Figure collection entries
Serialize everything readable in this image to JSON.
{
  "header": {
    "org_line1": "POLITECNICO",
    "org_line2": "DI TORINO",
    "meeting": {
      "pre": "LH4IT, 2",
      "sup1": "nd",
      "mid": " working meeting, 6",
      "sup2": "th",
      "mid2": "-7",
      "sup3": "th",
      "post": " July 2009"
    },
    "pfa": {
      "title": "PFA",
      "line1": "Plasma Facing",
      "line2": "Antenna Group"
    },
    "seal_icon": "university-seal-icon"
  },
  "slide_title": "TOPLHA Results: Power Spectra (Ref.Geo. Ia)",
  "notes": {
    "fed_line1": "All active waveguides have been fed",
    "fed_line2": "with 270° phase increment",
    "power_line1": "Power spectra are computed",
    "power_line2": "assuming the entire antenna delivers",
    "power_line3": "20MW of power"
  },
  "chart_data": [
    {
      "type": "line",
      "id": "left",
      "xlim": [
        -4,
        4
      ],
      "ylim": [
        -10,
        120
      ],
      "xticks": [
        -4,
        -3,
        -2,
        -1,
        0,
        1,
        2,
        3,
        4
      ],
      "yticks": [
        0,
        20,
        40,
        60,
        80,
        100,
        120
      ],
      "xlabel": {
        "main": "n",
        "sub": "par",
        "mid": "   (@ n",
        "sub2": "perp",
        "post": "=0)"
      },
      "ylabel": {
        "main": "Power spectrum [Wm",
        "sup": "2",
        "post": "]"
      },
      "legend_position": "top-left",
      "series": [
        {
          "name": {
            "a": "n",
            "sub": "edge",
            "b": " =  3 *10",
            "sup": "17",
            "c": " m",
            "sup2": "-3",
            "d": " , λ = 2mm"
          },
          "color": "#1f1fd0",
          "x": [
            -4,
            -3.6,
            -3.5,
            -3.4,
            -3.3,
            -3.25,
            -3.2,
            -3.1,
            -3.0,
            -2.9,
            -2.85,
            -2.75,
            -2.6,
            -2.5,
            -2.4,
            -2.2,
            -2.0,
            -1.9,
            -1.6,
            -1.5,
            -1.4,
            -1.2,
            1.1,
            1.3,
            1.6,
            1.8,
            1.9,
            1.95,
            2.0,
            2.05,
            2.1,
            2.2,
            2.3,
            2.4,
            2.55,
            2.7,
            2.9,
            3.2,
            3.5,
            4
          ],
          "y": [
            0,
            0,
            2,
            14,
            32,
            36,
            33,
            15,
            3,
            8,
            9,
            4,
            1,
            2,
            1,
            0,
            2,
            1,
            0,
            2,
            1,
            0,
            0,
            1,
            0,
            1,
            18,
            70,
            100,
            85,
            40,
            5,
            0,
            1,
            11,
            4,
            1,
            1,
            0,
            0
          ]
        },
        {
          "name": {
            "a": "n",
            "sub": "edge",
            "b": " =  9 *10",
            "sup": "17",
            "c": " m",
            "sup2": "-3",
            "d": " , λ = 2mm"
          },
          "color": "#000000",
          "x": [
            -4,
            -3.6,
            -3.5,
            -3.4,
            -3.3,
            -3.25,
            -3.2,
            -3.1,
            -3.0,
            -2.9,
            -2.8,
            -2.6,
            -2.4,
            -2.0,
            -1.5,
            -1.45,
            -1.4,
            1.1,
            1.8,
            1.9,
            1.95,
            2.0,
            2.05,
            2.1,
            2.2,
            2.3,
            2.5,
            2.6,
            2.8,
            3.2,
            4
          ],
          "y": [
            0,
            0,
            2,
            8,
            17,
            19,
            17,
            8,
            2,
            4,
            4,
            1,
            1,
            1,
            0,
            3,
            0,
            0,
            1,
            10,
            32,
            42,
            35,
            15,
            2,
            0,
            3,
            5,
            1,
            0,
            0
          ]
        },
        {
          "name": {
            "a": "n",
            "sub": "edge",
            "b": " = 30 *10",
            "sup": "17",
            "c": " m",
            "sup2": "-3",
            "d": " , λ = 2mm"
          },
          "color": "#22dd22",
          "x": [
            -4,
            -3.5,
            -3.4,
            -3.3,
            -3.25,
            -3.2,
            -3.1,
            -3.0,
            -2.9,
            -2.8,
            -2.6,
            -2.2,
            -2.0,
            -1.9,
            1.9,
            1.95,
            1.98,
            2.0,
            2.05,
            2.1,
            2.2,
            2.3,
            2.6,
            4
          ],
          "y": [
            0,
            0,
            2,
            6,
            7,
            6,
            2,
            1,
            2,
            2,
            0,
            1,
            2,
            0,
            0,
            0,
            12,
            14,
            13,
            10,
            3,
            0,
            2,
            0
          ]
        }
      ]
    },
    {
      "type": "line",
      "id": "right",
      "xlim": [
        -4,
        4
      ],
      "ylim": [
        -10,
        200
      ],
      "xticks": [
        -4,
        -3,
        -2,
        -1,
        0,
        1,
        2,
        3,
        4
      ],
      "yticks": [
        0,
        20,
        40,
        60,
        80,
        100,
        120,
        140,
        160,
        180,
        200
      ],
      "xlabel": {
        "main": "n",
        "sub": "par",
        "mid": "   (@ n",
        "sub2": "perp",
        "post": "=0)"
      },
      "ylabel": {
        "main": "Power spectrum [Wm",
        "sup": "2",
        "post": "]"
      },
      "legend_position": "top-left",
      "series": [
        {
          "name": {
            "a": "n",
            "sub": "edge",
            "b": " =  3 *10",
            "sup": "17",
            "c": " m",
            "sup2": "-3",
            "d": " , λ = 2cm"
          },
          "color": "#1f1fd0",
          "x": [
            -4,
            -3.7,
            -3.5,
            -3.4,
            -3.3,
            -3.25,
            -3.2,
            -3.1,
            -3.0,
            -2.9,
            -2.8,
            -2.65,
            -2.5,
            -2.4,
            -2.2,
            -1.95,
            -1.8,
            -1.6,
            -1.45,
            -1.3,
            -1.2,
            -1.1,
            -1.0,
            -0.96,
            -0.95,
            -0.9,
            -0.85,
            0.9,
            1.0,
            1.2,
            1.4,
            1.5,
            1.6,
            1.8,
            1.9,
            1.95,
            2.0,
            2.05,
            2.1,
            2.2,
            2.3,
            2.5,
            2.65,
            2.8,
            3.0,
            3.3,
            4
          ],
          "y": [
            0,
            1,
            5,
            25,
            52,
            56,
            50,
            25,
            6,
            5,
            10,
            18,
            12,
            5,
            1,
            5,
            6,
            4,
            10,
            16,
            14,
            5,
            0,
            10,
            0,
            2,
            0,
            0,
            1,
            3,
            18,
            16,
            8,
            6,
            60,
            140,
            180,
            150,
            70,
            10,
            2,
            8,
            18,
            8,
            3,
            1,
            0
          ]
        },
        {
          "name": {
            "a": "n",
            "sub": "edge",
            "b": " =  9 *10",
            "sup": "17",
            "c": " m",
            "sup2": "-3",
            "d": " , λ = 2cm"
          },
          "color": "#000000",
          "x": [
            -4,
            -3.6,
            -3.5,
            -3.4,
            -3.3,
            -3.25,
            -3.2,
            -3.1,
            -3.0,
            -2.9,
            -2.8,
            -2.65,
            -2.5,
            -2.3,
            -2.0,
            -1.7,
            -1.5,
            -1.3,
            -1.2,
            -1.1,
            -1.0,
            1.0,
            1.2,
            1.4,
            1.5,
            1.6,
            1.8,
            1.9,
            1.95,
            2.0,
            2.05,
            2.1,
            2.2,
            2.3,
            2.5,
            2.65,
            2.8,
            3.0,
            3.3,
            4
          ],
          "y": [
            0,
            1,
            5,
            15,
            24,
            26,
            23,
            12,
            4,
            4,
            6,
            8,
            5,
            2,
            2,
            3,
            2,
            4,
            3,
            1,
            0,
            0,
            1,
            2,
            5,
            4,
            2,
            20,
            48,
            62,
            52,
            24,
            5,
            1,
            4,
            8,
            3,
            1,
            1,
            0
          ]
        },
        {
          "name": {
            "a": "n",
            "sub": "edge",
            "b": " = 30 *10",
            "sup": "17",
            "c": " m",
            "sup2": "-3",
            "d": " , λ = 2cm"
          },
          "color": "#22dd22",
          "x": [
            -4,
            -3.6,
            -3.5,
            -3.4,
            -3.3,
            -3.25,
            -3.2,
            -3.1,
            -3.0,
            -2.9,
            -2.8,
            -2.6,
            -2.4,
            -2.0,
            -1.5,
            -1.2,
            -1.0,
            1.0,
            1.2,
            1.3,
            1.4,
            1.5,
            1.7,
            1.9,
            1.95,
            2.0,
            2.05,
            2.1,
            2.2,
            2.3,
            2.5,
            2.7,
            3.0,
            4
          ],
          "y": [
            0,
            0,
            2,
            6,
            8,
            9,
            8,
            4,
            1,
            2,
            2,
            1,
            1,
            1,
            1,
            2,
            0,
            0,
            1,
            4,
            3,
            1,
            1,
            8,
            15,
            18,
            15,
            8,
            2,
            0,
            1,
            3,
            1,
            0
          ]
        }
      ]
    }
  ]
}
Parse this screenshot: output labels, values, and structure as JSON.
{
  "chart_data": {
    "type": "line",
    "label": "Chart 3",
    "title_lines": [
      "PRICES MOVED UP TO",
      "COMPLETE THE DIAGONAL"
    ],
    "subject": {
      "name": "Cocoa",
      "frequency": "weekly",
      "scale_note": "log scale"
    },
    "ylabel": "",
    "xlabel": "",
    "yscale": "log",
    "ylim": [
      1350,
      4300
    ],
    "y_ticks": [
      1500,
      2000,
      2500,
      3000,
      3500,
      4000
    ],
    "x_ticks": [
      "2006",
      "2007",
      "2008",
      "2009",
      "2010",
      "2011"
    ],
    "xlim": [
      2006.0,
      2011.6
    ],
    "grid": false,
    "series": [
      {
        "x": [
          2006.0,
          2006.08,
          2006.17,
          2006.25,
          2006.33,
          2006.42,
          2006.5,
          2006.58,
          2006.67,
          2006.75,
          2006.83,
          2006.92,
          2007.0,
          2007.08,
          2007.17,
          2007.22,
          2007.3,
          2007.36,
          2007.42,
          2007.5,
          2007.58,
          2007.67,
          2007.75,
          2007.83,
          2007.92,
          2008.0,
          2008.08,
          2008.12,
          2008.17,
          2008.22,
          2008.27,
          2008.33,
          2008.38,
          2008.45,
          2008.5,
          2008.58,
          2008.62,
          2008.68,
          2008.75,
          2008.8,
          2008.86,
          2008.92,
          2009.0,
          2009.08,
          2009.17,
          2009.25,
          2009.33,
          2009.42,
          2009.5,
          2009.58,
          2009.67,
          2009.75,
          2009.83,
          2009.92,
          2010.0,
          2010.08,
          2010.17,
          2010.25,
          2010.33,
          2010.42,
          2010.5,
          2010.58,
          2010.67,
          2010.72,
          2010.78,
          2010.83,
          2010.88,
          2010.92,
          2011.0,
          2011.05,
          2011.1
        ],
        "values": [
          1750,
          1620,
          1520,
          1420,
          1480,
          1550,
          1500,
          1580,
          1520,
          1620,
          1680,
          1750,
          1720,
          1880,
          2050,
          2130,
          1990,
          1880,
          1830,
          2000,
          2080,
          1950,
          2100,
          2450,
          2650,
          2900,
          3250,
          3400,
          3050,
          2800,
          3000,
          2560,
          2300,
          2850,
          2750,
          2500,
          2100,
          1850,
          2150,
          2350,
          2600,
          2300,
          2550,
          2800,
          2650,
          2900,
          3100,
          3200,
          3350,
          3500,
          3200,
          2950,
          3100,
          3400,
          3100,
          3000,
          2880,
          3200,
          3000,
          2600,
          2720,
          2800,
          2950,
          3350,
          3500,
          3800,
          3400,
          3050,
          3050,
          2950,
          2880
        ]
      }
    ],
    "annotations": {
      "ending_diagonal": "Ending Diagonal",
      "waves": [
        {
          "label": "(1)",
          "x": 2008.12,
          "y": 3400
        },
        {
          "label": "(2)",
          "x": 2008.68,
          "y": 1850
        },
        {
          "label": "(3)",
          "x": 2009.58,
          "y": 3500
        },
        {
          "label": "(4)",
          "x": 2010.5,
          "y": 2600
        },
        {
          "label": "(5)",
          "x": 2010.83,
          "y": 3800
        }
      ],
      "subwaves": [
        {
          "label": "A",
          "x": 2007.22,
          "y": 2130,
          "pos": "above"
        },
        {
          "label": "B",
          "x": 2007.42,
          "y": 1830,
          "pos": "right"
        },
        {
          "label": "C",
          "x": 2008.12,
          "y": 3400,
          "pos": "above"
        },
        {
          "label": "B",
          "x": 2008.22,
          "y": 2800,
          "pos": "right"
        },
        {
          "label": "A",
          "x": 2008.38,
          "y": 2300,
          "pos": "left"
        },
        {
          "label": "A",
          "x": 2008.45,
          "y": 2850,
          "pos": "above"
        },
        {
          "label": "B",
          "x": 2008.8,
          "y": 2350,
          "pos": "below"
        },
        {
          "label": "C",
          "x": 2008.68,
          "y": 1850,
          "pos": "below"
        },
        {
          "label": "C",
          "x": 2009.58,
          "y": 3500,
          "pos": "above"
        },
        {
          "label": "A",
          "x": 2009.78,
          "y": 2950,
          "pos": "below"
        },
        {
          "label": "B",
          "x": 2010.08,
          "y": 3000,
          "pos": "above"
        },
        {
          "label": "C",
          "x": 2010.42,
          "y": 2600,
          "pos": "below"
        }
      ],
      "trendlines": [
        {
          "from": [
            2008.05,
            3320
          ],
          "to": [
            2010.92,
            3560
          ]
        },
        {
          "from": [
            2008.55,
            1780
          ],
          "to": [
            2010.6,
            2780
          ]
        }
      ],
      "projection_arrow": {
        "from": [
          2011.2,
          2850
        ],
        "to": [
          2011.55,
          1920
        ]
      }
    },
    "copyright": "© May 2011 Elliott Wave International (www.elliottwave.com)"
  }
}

[Stated goal]
Each line containing the word "values" counts once; report the total alone.

[Solution to this exercise]
2